* _TASK DESCRIPTION_
Quote the full listing word for word.

* _GIVEN INFORMATION_

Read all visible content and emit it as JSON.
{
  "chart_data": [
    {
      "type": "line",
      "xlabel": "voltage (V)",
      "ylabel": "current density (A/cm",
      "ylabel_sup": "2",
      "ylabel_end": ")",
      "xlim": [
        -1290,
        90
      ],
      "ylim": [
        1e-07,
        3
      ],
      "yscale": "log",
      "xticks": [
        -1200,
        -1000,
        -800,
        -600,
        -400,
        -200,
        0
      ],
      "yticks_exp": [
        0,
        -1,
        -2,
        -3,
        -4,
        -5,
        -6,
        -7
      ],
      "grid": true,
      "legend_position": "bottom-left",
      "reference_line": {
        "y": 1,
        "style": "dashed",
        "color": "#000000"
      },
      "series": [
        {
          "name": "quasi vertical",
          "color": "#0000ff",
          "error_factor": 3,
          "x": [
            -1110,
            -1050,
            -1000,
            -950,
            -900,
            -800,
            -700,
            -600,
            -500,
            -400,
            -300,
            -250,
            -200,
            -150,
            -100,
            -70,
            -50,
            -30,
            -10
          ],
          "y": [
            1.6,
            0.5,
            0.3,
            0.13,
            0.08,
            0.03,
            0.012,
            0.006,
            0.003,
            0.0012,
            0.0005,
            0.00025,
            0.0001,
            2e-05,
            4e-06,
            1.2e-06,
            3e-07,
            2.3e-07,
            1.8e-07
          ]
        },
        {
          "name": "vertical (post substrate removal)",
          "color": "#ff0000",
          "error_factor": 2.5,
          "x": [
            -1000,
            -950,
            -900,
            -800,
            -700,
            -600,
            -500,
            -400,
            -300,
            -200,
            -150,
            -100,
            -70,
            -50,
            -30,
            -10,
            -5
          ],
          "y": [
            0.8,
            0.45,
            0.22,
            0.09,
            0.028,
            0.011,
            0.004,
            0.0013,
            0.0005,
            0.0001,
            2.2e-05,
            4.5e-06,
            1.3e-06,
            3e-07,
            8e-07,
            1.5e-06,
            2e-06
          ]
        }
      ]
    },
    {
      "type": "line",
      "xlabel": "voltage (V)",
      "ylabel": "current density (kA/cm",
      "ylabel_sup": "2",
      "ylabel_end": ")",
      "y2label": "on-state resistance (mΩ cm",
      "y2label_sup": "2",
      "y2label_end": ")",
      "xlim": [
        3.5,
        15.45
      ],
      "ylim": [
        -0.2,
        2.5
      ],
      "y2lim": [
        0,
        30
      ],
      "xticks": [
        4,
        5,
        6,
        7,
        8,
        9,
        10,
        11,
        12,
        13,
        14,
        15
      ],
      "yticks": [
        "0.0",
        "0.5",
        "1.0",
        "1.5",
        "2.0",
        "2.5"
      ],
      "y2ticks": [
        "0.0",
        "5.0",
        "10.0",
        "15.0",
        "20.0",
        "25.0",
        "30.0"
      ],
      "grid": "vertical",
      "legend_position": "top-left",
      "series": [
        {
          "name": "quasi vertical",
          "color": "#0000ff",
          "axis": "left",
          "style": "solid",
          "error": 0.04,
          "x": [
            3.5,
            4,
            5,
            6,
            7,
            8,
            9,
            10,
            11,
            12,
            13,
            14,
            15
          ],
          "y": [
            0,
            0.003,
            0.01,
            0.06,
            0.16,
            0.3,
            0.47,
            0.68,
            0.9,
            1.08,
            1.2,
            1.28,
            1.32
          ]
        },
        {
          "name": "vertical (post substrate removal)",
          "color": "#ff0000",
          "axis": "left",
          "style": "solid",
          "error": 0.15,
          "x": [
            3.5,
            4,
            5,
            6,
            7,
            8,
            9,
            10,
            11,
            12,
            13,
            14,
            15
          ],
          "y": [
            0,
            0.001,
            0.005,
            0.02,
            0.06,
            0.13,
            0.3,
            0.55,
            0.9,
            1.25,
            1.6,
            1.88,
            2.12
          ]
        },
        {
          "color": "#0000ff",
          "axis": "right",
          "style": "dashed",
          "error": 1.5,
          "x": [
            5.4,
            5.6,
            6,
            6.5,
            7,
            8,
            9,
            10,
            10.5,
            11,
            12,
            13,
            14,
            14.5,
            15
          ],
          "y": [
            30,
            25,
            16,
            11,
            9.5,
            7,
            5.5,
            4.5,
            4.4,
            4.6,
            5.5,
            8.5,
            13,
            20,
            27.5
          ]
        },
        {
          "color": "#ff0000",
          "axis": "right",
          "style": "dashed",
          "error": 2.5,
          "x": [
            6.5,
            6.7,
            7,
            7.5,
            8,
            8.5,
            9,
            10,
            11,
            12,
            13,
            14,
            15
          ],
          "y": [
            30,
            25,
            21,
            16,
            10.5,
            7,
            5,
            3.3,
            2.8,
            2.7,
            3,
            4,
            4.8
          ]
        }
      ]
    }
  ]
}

* _FINISHED TASK_
Read all visible content and emit it as JSON.
{
  "chart_data": [
    {
      "type": "line",
      "xlabel": "voltage (V)",
      "ylabel": "current density (A/cm",
      "ylabel_sup": "2",
      "ylabel_end": ")",
      "xlim": [
        -1290,
        90
      ],
      "ylim": [
        1e-07,
        3
      ],
      "yscale": "log",
      "xticks": [
        -1200,
        -1000,
        -800,
        -600,
        -400,
        -200,
        0
      ],
      "yticks_exp": [
        0,
        -1,
        -2,
        -3,
        -4,
        -5,
        -6,
        -7
      ],
      "grid": true,
      "legend_position": "bottom-left",
      "reference_line": {
        "y": 1,
        "style": "dashed",
        "color": "#000000"
      },
      "series": [
        {
          "name": "quasi vertical",
          "color": "#0000ff",
          "error_factor": 3,
          "x": [
            -1110,
            -1050,
            -1000,
            -950,
            -900,
            -800,
            -700,
            -600,
            -500,
            -400,
            -300,
            -250,
            -200,
            -150,
            -100,
            -70,
            -50,
            -30,
            -10
          ],
          "y": [
            1.6,
            0.5,
            0.3,
            0.13,
            0.08,
            0.03,
            0.012,
            0.006,
            0.003,
            0.0012,
            0.0005,
            0.00025,
            0.0001,
            2e-05,
            4e-06,
            1.2e-06,
            3e-07,
            2.3e-07,
            1.8e-07
          ]
        },
        {
          "name": "vertical (post substrate removal)",
          "color": "#ff0000",
          "error_factor": 2.5,
          "x": [
            -1000,
            -950,
            -900,
            -800,
            -700,
            -600,
            -500,
            -400,
            -300,
            -200,
            -150,
            -100,
            -70,
            -50,
            -30,
            -10,
            -5
          ],
          "y": [
            0.8,
            0.45,
            0.22,
            0.09,
            0.028,
            0.011,
            0.004,
            0.0013,
            0.0005,
            0.0001,
            2.2e-05,
            4.5e-06,
            1.3e-06,
            3e-07,
            8e-07,
            1.5e-06,
            2e-06
          ]
        }
      ]
    },
    {
      "type": "line",
      "xlabel": "voltage (V)",
      "ylabel": "current density (kA/cm",
      "ylabel_sup": "2",
      "ylabel_end": ")",
      "y2label": "on-state resistance (mΩ cm",
      "y2label_sup": "2",
      "y2label_end": ")",
      "xlim": [
        3.5,
        15.45
      ],
      "ylim": [
        -0.2,
        2.5
      ],
      "y2lim": [
        0,
        30
      ],
      "xticks": [
        4,
        5,
        6,
        7,
        8,
        9,
        10,
        11,
        12,
        13,
        14,
        15
      ],
      "yticks": [
        "0.0",
        "0.5",
        "1.0",
        "1.5",
        "2.0",
        "2.5"
      ],
      "y2ticks": [
        "0.0",
        "5.0",
        "10.0",
        "15.0",
        "20.0",
        "25.0",
        "30.0"
      ],
      "grid": "vertical",
      "legend_position": "top-left",
      "series": [
        {
          "name": "quasi vertical",
          "color": "#0000ff",
          "axis": "left",
          "style": "solid",
          "error": 0.04,
          "x": [
            3.5,
            4,
            5,
            6,
            7,
            8,
            9,
            10,
            11,
            12,
            13,
            14,
            15
          ],
          "y": [
            0,
            0.003,
            0.01,
            0.06,
            0.16,
            0.3,
            0.47,
            0.68,
            0.9,
            1.08,
            1.2,
            1.28,
            1.32
          ]
        },
        {
          "name": "vertical (post substrate removal)",
          "color": "#ff0000",
          "axis": "left",
          "style": "solid",
          "error": 0.15,
          "x": [
            3.5,
            4,
            5,
            6,
            7,
            8,
            9,
            10,
            11,
            12,
            13,
            14,
            15
          ],
          "y": [
            0,
            0.001,
            0.005,
            0.02,
            0.06,
            0.13,
            0.3,
            0.55,
            0.9,
            1.25,
            1.6,
            1.88,
            2.12
          ]
        },
        {
          "color": "#0000ff",
          "axis": "right",
          "style": "dashed",
          "error": 1.5,
          "x": [
            5.4,
            5.6,
            6,
            6.5,
            7,
            8,
            9,
            10,
            10.5,
            11,
            12,
            13,
            14,
            14.5,
            15
          ],
          "y": [
            30,
            25,
            16,
            11,
            9.5,
            7,
            5.5,
            4.5,
            4.4,
            4.6,
            5.5,
            8.5,
            13,
            20,
            27.5
          ]
        },
        {
          "color": "#ff0000",
          "axis": "right",
          "style": "dashed",
          "error": 2.5,
          "x": [
            6.5,
            6.7,
            7,
            7.5,
            8,
            8.5,
            9,
            10,
            11,
            12,
            13,
            14,
            15
          ],
          "y": [
            30,
            25,
            21,
            16,
            10.5,
            7,
            5,
            3.3,
            2.8,
            2.7,
            3,
            4,
            4.8
          ]
        }
      ]
    }
  ]
}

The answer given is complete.